[START]

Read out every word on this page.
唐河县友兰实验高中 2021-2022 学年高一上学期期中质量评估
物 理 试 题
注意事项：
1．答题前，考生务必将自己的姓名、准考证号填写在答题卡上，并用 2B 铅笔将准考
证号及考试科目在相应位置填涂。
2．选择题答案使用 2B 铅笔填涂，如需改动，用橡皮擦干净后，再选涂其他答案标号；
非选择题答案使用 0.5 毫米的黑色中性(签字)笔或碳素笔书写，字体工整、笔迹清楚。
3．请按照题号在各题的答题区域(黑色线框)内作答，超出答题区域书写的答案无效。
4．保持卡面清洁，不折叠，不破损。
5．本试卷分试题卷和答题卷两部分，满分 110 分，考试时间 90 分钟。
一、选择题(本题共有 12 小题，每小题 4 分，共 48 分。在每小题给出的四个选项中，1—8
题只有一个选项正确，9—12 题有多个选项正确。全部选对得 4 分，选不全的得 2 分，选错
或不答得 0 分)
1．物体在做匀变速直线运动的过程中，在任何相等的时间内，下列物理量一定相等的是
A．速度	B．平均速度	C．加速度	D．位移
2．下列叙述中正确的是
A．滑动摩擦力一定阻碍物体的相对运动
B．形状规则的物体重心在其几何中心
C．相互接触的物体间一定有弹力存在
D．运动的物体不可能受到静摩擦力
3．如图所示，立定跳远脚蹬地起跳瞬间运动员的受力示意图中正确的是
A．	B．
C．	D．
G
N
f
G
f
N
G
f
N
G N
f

[END]

The records above must be output exactly, in full.

**EXERCISE ANSWER**
Read out every word on this page.
唐河县友兰实验高中 2021-2022 学年高一上学期期中质量评估
物 理 试 题
注意事项：
1．答题前，考生务必将自己的姓名、准考证号填写在答题卡上，并用 2B 铅笔将准考
证号及考试科目在相应位置填涂。
2．选择题答案使用 2B 铅笔填涂，如需改动，用橡皮擦干净后，再选涂其他答案标号；
非选择题答案使用 0.5 毫米的黑色中性(签字)笔或碳素笔书写，字体工整、笔迹清楚。
3．请按照题号在各题的答题区域(黑色线框)内作答，超出答题区域书写的答案无效。
4．保持卡面清洁，不折叠，不破损。
5．本试卷分试题卷和答题卷两部分，满分 110 分，考试时间 90 分钟。
一、选择题(本题共有 12 小题，每小题 4 分，共 48 分。在每小题给出的四个选项中，1—8
题只有一个选项正确，9—12 题有多个选项正确。全部选对得 4 分，选不全的得 2 分，选错
或不答得 0 分)
1．物体在做匀变速直线运动的过程中，在任何相等的时间内，下列物理量一定相等的是
A．速度	B．平均速度	C．加速度	D．位移
2．下列叙述中正确的是
A．滑动摩擦力一定阻碍物体的相对运动
B．形状规则的物体重心在其几何中心
C．相互接触的物体间一定有弹力存在
D．运动的物体不可能受到静摩擦力
3．如图所示，立定跳远脚蹬地起跳瞬间运动员的受力示意图中正确的是
A．	B．
C．	D．
G
N
f
G
f
N
G
f
N
G N
f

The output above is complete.